Life was coasting – and
as the definition states, moving smoothly without using power. I really didn’t
have to put much effort into my faith or my spiritual walk. There was no dire
need to call on God other than to say ‘thank you.’ Life wasn’t as challenging.
Yes, I’m planning a wedding. Yes, I’m writing a dissertation. Yes, I’m working
and trying to survive. But, there was nothing that made me think twice about
putting my full confidence in God.
A part of me honestly
thought that I was living so superbly that this was some reward from God for my
good deeds in life. But, as found in Ephesians 2:8-9, our good works don’t land
us into Heaven. The AMP version states explicitly, “This [salvation] is not of
yourselves [not through your own effort], but it is the [undeserved gracious]
gift of God; not as a result of [your] works [nor your attempts to keep the
Law], so that no one will [be able to] boast or take credit in any way [for his
salvation]." My coasting had nothing to do with anything that I thought I
was practicing. My coasting was just a product of getting comfortable. Almost
like a car on the road by itself and finally hitting rush hour traffic.
Then, 2020 showed up, and it’s been showing out.
I noticed a shift in my heart by
February. There were some things and some people that totally tested and
challenged my walk in Christ. No, they didn't show up and say, "We're
going to make you prove how Christian you are." But, before the night's
end and some days, after I calmed down, I questioned how much proof did I give
them that I was Christian. For years, I was harboring some feelings against
this person because of our different views on love and family. Her idea of
intentional relationships was not my idea and vice versa. But, on this
particular night, once she laid it out on the table, I was ready to eat
everything she was putting on my plate. Before I knew it, there I was in a
state of disobedience. The more I replayed the night in my head, the angrier I
became. I used terms like "she baited me," "she attacked
me," "she ambushed me." And while I thought all of these things
to be pretty accurate, the real truth was that I didn't have to react nor
respond or at least react or respond the way I did. But I did. And that made me
even angrier.
By week's end, my
Christian heart moved to one of disdain, dislike, and pure frustration towards
her. The feelings that I created in response to her trickled into other areas
of my life. Before I knew it, I was at odds with things not as deserving of my
fury. But, I felt rage, and I felt rage towards someone who could never fully
receive it. Thus, making me even angrier.
I sought advice. I cried.
I lashed out. I verbalized my feelings. I sought more advice. I cried some
more. I lashed out some more. But, nothing gave me peace. People validated
every feeling that I had. They even told me that I handled it better than them.

> [Task 1]
From the records, give as a numbered list the part that opens with the line containing "cell-principal[interactable] <box>652 343" and closes with the line containing "cell-additional-payment[interactable] <box>436 641", leaving out any blank lines.

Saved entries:

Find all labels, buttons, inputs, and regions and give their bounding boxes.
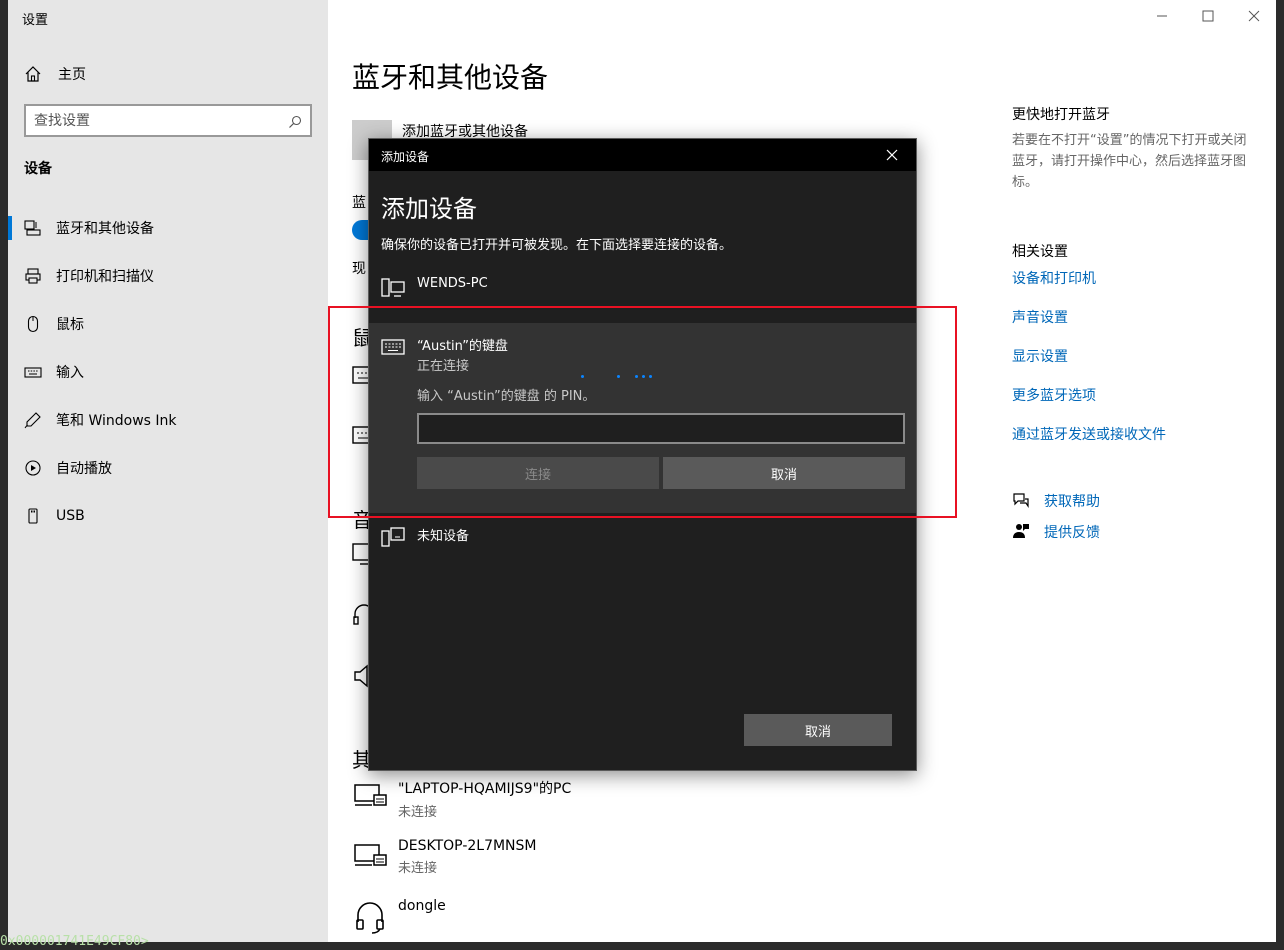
terminal-text-fragment: 0x000001741E49CF80> <box>0 934 149 949</box>
device-item-wends-pc[interactable]: WENDS-PC <box>381 276 488 300</box>
progress-dots <box>581 375 661 379</box>
sidebar-item-usb[interactable]: USB <box>8 492 328 540</box>
sidebar-item-label: 笔和 Windows Ink <box>56 413 177 429</box>
link-sound-settings[interactable]: 声音设置 <box>1012 307 1068 327</box>
mouse-icon <box>24 315 42 333</box>
printer-icon <box>24 267 42 285</box>
add-device-dialog: 添加设备 添加设备 确保你的设备已打开并可被发现。在下面选择要连接的设备。 WE… <box>368 138 917 771</box>
give-feedback-link[interactable]: 提供反馈 <box>1044 522 1100 542</box>
sidebar-item-label: 自动播放 <box>56 461 112 477</box>
minimize-button[interactable] <box>1150 6 1174 26</box>
search-box[interactable] <box>24 104 312 137</box>
sidebar-item-label: 打印机和扫描仪 <box>56 269 154 285</box>
sidebar-item-mouse[interactable]: 鼠标 <box>8 300 328 348</box>
device-name: 未知设备 <box>417 529 470 544</box>
dialog-cancel-button[interactable]: 取消 <box>744 714 892 746</box>
pin-input[interactable] <box>417 413 905 444</box>
page-title: 蓝牙和其他设备 <box>352 61 549 94</box>
pc-network-icon <box>352 778 388 814</box>
dialog-title-bar: 添加设备 <box>369 139 916 171</box>
close-icon <box>1248 7 1260 26</box>
sidebar-item-pen[interactable]: 笔和 Windows Ink <box>8 396 328 444</box>
cancel-pin-button[interactable]: 取消 <box>663 457 905 489</box>
device-name: WENDS-PC <box>417 276 488 291</box>
get-help-link[interactable]: 获取帮助 <box>1044 491 1100 511</box>
sidebar-item-label: 鼠标 <box>56 317 84 333</box>
link-send-receive-files[interactable]: 通过蓝牙发送或接收文件 <box>1012 424 1166 444</box>
device-name: "LAPTOP-HQAMIJS9"的PC <box>398 781 572 797</box>
search-icon[interactable] <box>288 114 302 128</box>
link-devices-printers[interactable]: 设备和打印机 <box>1012 268 1096 288</box>
connect-button[interactable]: 连接 <box>417 457 659 489</box>
quick-bluetooth-title: 更快地打开蓝牙 <box>1012 107 1110 123</box>
close-icon <box>886 146 898 165</box>
keyboard-icon <box>381 335 405 359</box>
quick-bluetooth-text: 若要在不打开“设置”的情况下打开或关闭蓝牙，请打开操作中心，然后选择蓝牙图标。 <box>1012 133 1247 190</box>
connection-status: 正在连接 <box>417 359 470 374</box>
pin-prompt: 输入 “Austin”的键盘 的 PIN。 <box>417 389 596 404</box>
discoverable-text-fragment: 现 <box>352 261 366 277</box>
sidebar: 设置 主页 设备 蓝牙和其他设备 <box>8 0 328 942</box>
sidebar-item-label: 输入 <box>56 365 84 381</box>
close-window-button[interactable] <box>1242 6 1266 26</box>
sidebar-item-printers[interactable]: 打印机和扫描仪 <box>8 252 328 300</box>
sidebar-section-title: 设备 <box>24 161 52 177</box>
dialog-bar-title: 添加设备 <box>381 150 430 164</box>
dialog-title: 添加设备 <box>381 195 477 223</box>
sidebar-nav: 蓝牙和其他设备 打印机和扫描仪 鼠标 输入 笔和 Windows Ink 自动播… <box>8 204 328 540</box>
sidebar-item-label: USB <box>56 508 85 524</box>
home-icon <box>24 65 42 83</box>
keyboard-icon <box>24 363 42 381</box>
dialog-close-button[interactable] <box>876 142 908 168</box>
feedback-icon <box>1012 522 1030 540</box>
maximize-button[interactable] <box>1196 6 1220 26</box>
device-item[interactable]: DESKTOP-2L7MNSM 未连接 <box>352 838 537 876</box>
autoplay-icon <box>24 459 42 477</box>
sidebar-item-typing[interactable]: 输入 <box>8 348 328 396</box>
headphones-icon <box>352 898 388 934</box>
pc-icon <box>381 276 405 300</box>
sidebar-item-autoplay[interactable]: 自动播放 <box>8 444 328 492</box>
bluetooth-devices-icon <box>24 219 42 237</box>
minimize-icon <box>1156 7 1168 26</box>
unknown-device-icon <box>381 525 405 549</box>
home-label: 主页 <box>58 67 86 83</box>
related-settings-title: 相关设置 <box>1012 244 1068 260</box>
device-item[interactable]: "LAPTOP-HQAMIJS9"的PC 未连接 <box>352 778 571 820</box>
device-status: 未连接 <box>398 861 438 876</box>
maximize-icon <box>1202 7 1214 26</box>
link-more-bluetooth-options[interactable]: 更多蓝牙选项 <box>1012 385 1096 405</box>
link-display-settings[interactable]: 显示设置 <box>1012 346 1068 366</box>
help-icon <box>1012 491 1030 509</box>
device-name: dongle <box>398 898 446 914</box>
window-title: 设置 <box>22 13 49 28</box>
pc-network-icon <box>352 838 388 874</box>
device-item-austin-keyboard[interactable]: “Austin”的键盘 正在连接 输入 “Austin”的键盘 的 PIN。 连… <box>369 323 916 513</box>
search-input[interactable] <box>34 112 288 129</box>
sidebar-item-bluetooth[interactable]: 蓝牙和其他设备 <box>8 204 328 252</box>
dialog-subtitle: 确保你的设备已打开并可被发现。在下面选择要连接的设备。 <box>381 238 733 253</box>
sidebar-item-label: 蓝牙和其他设备 <box>56 221 154 237</box>
device-name: DESKTOP-2L7MNSM <box>398 838 537 854</box>
bluetooth-heading-fragment: 蓝 <box>352 195 366 211</box>
usb-icon <box>24 507 42 525</box>
home-nav[interactable]: 主页 <box>24 64 86 84</box>
pen-icon <box>24 411 42 429</box>
device-item-unknown[interactable]: 未知设备 <box>381 525 469 549</box>
device-item[interactable]: dongle <box>352 898 446 934</box>
device-status: 未连接 <box>398 805 438 820</box>
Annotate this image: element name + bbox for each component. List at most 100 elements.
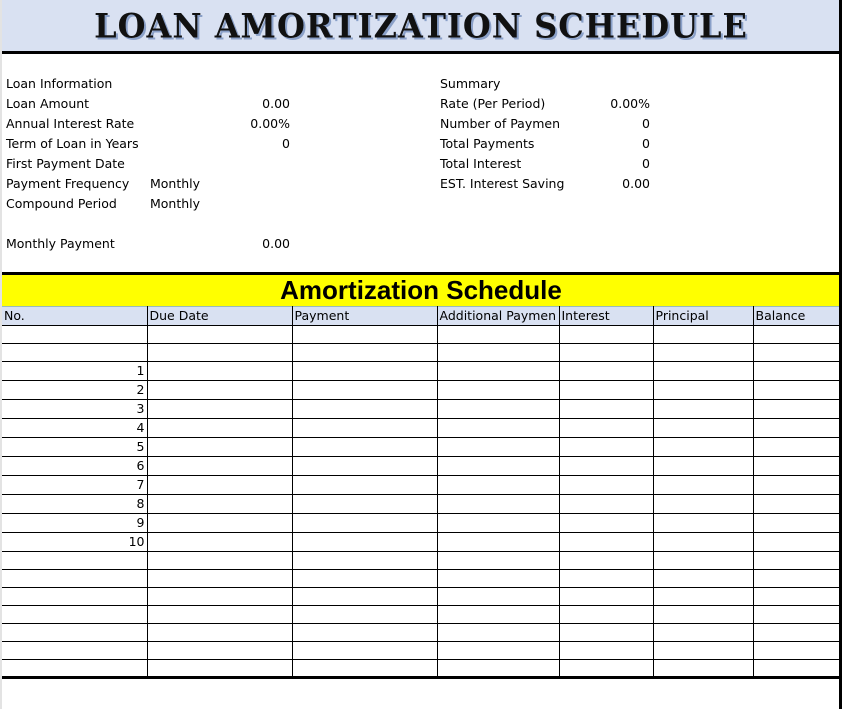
cell-principal[interactable] <box>652 343 754 362</box>
cell-balance[interactable] <box>752 361 841 381</box>
cell-principal[interactable] <box>652 605 754 624</box>
cell-balance[interactable] <box>752 513 841 533</box>
cell-balance[interactable] <box>752 532 841 552</box>
column-header-principal[interactable]: Principal <box>652 306 754 326</box>
cell-additional-payment[interactable] <box>436 587 560 606</box>
cell-interest[interactable] <box>558 587 654 606</box>
cell-no[interactable]: 8 <box>2 494 148 514</box>
cell-balance[interactable] <box>752 605 841 624</box>
cell-no[interactable]: 10 <box>2 532 148 552</box>
cell-additional-payment[interactable] <box>436 325 560 344</box>
cell-additional-payment[interactable] <box>436 456 560 476</box>
cell-due-date[interactable] <box>146 532 293 552</box>
column-header-additional-payment[interactable]: Additional Paymen <box>436 306 560 326</box>
cell-balance[interactable] <box>752 623 841 642</box>
cell-principal[interactable] <box>652 361 754 381</box>
cell-payment[interactable] <box>291 513 438 533</box>
cell-balance[interactable] <box>752 587 841 606</box>
cell-balance[interactable] <box>752 494 841 514</box>
cell-no[interactable] <box>2 325 148 344</box>
cell-no[interactable] <box>2 659 148 679</box>
cell-no[interactable] <box>2 569 148 588</box>
cell-balance[interactable] <box>752 343 841 362</box>
cell-due-date[interactable] <box>146 659 293 679</box>
cell-payment[interactable] <box>291 325 438 344</box>
cell-payment[interactable] <box>291 475 438 495</box>
cell-no[interactable] <box>2 605 148 624</box>
column-header-no[interactable]: No. <box>2 306 148 326</box>
cell-due-date[interactable] <box>146 494 293 514</box>
cell-additional-payment[interactable] <box>436 569 560 588</box>
cell-due-date[interactable] <box>146 587 293 606</box>
cell-no[interactable] <box>2 343 148 362</box>
cell-due-date[interactable] <box>146 325 293 344</box>
cell-balance[interactable] <box>752 418 841 438</box>
cell-principal[interactable] <box>652 456 754 476</box>
cell-no[interactable]: 1 <box>2 361 148 381</box>
cell-interest[interactable] <box>558 551 654 570</box>
cell-additional-payment[interactable] <box>436 641 560 660</box>
cell-due-date[interactable] <box>146 605 293 624</box>
cell-interest[interactable] <box>558 569 654 588</box>
cell-balance[interactable] <box>752 380 841 400</box>
cell-interest[interactable] <box>558 605 654 624</box>
cell-due-date[interactable] <box>146 380 293 400</box>
cell-payment[interactable] <box>291 569 438 588</box>
cell-due-date[interactable] <box>146 418 293 438</box>
cell-principal[interactable] <box>652 569 754 588</box>
cell-balance[interactable] <box>752 325 841 344</box>
cell-due-date[interactable] <box>146 551 293 570</box>
column-header-interest[interactable]: Interest <box>558 306 654 326</box>
cell-no[interactable]: 6 <box>2 456 148 476</box>
cell-additional-payment[interactable] <box>436 437 560 457</box>
cell-interest[interactable] <box>558 343 654 362</box>
cell-due-date[interactable] <box>146 569 293 588</box>
compound-period-value[interactable]: Monthly <box>150 194 200 214</box>
column-header-balance[interactable]: Balance <box>752 306 841 326</box>
cell-principal[interactable] <box>652 659 754 679</box>
cell-additional-payment[interactable] <box>436 513 560 533</box>
cell-additional-payment[interactable] <box>436 475 560 495</box>
cell-payment[interactable] <box>291 532 438 552</box>
cell-principal[interactable] <box>652 623 754 642</box>
loan-term-value[interactable]: 0 <box>206 134 290 154</box>
cell-no[interactable] <box>2 623 148 642</box>
cell-interest[interactable] <box>558 623 654 642</box>
cell-due-date[interactable] <box>146 513 293 533</box>
cell-payment[interactable] <box>291 641 438 660</box>
cell-no[interactable]: 4 <box>2 418 148 438</box>
cell-payment[interactable] <box>291 437 438 457</box>
cell-balance[interactable] <box>752 399 841 419</box>
cell-interest[interactable] <box>558 513 654 533</box>
cell-additional-payment[interactable] <box>436 605 560 624</box>
cell-no[interactable]: 2 <box>2 380 148 400</box>
cell-due-date[interactable] <box>146 623 293 642</box>
cell-interest[interactable] <box>558 399 654 419</box>
cell-interest[interactable] <box>558 437 654 457</box>
cell-due-date[interactable] <box>146 475 293 495</box>
cell-principal[interactable] <box>652 418 754 438</box>
cell-due-date[interactable] <box>146 361 293 381</box>
cell-payment[interactable] <box>291 494 438 514</box>
cell-payment[interactable] <box>291 623 438 642</box>
cell-no[interactable] <box>2 551 148 570</box>
cell-additional-payment[interactable] <box>436 399 560 419</box>
cell-principal[interactable] <box>652 641 754 660</box>
loan-amount-value[interactable]: 0.00 <box>206 94 290 114</box>
cell-due-date[interactable] <box>146 437 293 457</box>
cell-no[interactable]: 9 <box>2 513 148 533</box>
cell-interest[interactable] <box>558 641 654 660</box>
cell-interest[interactable] <box>558 325 654 344</box>
cell-balance[interactable] <box>752 551 841 570</box>
cell-due-date[interactable] <box>146 641 293 660</box>
cell-interest[interactable] <box>558 418 654 438</box>
annual-interest-rate-value[interactable]: 0.00% <box>206 114 290 134</box>
cell-additional-payment[interactable] <box>436 343 560 362</box>
cell-additional-payment[interactable] <box>436 659 560 679</box>
cell-payment[interactable] <box>291 343 438 362</box>
cell-payment[interactable] <box>291 399 438 419</box>
cell-additional-payment[interactable] <box>436 418 560 438</box>
cell-additional-payment[interactable] <box>436 532 560 552</box>
payment-frequency-value[interactable]: Monthly <box>150 174 200 194</box>
cell-principal[interactable] <box>652 380 754 400</box>
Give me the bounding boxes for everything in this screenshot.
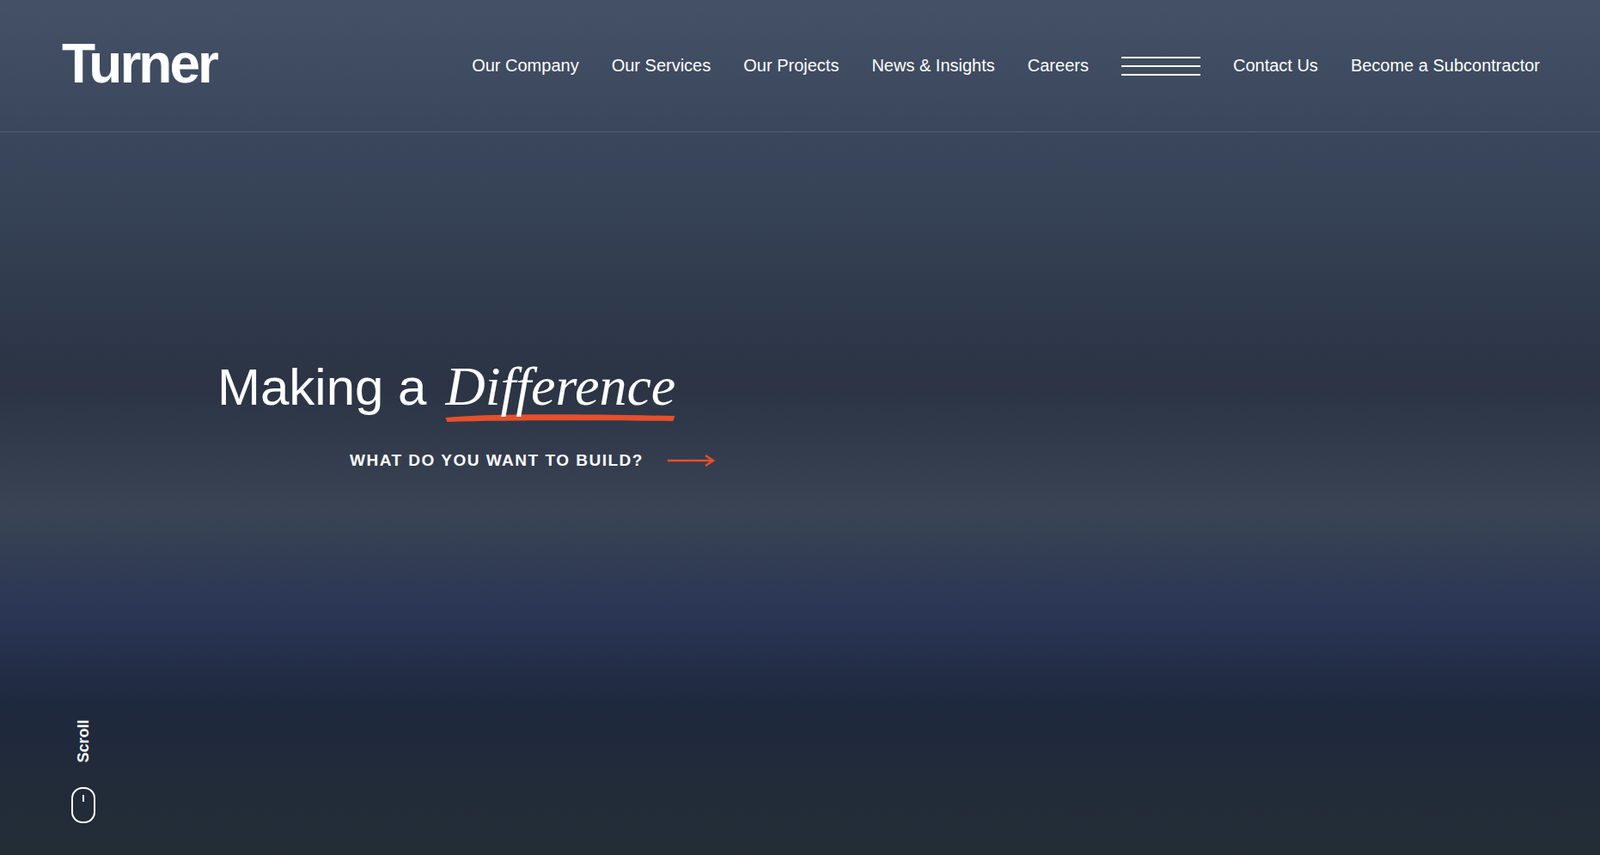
site-header: Turner Our Company Our Services Our Project…: [0, 0, 1600, 133]
hero-content: Making aDifference WHAT DO YOU WANT TO BU…: [0, 132, 1600, 471]
nav-link[interactable]: Careers: [1027, 50, 1089, 81]
menu-icon[interactable]: [1121, 54, 1201, 78]
nav-link[interactable]: Become a Subcontractor: [1350, 50, 1540, 81]
nav-link[interactable]: Contact Us: [1233, 50, 1319, 81]
cta-link[interactable]: WHAT DO YOU WANT TO BUILD?: [349, 451, 1600, 471]
hero-title: Making aDifference: [217, 354, 1600, 426]
main-nav: Our Company Our Services Our Projects News …: [471, 50, 1540, 81]
hero: Turner Our Company Our Services Our Project…: [0, 0, 1600, 855]
nav-link[interactable]: Our Company: [471, 50, 580, 81]
nav-link[interactable]: News & Insights: [871, 50, 995, 81]
hero-highlight: Difference: [441, 354, 679, 426]
mouse-icon: [70, 786, 97, 825]
logo[interactable]: Turner: [61, 36, 217, 92]
nav-link[interactable]: Our Projects: [743, 50, 839, 81]
hero-title-text: Making a: [217, 356, 427, 419]
nav-link[interactable]: Our Services: [611, 50, 712, 81]
scroll-indicator[interactable]: Scroll: [70, 712, 97, 825]
arrow-right-icon: [667, 453, 716, 468]
scroll-label: Scroll: [74, 719, 93, 763]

> [Task 2]
In the reflection on coasting in faith, which Bible passage is cited as showing that good works don't land us into Heaven?

> [Full response 1]
1. cell-principal[interactable] <box>652 343 754 362</box>
2. cell-balance[interactable] <box>752 361 841 381</box>
3. cell-principal[interactable] <box>652 605 754 624</box>
4. cell-balance[interactable] <box>752 513 841 533</box>
5. cell-balance[interactable] <box>752 532 841 552</box>
6. column-header-principal[interactable]: Principal <box>652 306 754 326</box>
7. cell-additional-payment[interactable] <box>436 587 560 606</box>
8. cell-interest[interactable] <box>558 587 654 606</box>
9. cell-no[interactable]: 8 <box>2 494 148 514</box>
10. cell-balance[interactable] <box>752 605 841 624</box>
11. cell-no[interactable]: 10 <box>2 532 148 552</box>
12. cell-additional-payment[interactable] <box>436 325 560 344</box>
13. cell-additional-payment[interactable] <box>436 456 560 476</box>
14. cell-due-date[interactable] <box>146 532 293 552</box>
15. column-header-additional-payment[interactable]: Additional Paymen <box>436 306 560 326</box>
16. cell-balance[interactable] <box>752 623 841 642</box>
17. cell-principal[interactable] <box>652 361 754 381</box>
18. cell-payment[interactable] <box>291 513 438 533</box>
19. cell-balance[interactable] <box>752 587 841 606</box>
20. cell-balance[interactable] <box>752 494 841 514</box>
21. cell-no[interactable] <box>2 325 148 344</box>
22. cell-no[interactable] <box>2 659 148 679</box>
23. cell-no[interactable] <box>2 569 148 588</box>
24. cell-balance[interactable] <box>752 343 841 362</box>
25. cell-due-date[interactable] <box>146 659 293 679</box>
26. cell-payment[interactable] <box>291 325 438 344</box>
27. cell-payment[interactable] <box>291 475 438 495</box>
28. cell-no[interactable] <box>2 605 148 624</box>
29. column-header-no[interactable]: No. <box>2 306 148 326</box>
30. cell-due-date[interactable] <box>146 494 293 514</box>
31. cell-additional-payment[interactable] <box>436 569 560 588</box>
32. cell-due-date[interactable] <box>146 587 293 606</box>
33. cell-no[interactable] <box>2 343 148 362</box>
34. cell-due-date[interactable] <box>146 325 293 344</box>
35. cell-balance[interactable] <box>752 418 841 438</box>
36. cell-principal[interactable] <box>652 456 754 476</box>
37. cell-no[interactable]: 1 <box>2 361 148 381</box>
38. cell-interest[interactable] <box>558 551 654 570</box>
39. cell-additional-payment[interactable] <box>436 641 560 660</box>

> [Full response 2]
Ephesians 2:8-9